>> Begin

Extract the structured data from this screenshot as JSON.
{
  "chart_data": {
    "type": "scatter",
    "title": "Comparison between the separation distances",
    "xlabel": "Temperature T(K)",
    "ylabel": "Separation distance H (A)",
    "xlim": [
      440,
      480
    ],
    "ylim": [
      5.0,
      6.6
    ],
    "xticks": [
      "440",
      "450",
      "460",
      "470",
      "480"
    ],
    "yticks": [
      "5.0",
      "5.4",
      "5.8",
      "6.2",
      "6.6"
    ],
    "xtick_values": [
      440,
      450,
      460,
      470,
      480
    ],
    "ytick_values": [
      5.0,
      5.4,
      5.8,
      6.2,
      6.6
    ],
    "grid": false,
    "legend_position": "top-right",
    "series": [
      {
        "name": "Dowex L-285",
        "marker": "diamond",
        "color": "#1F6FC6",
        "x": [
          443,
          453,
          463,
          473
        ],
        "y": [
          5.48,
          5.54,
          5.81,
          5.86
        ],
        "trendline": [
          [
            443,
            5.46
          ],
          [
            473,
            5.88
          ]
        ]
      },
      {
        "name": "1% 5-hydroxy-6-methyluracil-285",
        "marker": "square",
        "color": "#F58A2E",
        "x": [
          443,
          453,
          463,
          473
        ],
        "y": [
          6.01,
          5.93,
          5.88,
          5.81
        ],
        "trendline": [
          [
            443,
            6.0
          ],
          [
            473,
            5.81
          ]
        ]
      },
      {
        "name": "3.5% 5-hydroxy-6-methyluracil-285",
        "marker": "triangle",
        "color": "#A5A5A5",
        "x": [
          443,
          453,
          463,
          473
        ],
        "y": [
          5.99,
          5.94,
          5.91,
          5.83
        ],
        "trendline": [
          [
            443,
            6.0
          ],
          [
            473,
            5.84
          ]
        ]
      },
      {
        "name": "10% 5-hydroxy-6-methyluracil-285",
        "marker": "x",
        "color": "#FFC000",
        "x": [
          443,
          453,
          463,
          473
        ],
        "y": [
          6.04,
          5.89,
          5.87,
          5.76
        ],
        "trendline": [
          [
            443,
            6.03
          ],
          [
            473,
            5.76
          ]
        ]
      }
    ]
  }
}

>> End

_PROBLEM DESCRIPTION_:
Take every line containing the word "methyluracil" and copy it.

_ANSWER_:
        "name": "1% 5-hydroxy-6-methyluracil-285",
        "name": "3.5% 5-hydroxy-6-methyluracil-285",
        "name": "10% 5-hydroxy-6-methyluracil-285",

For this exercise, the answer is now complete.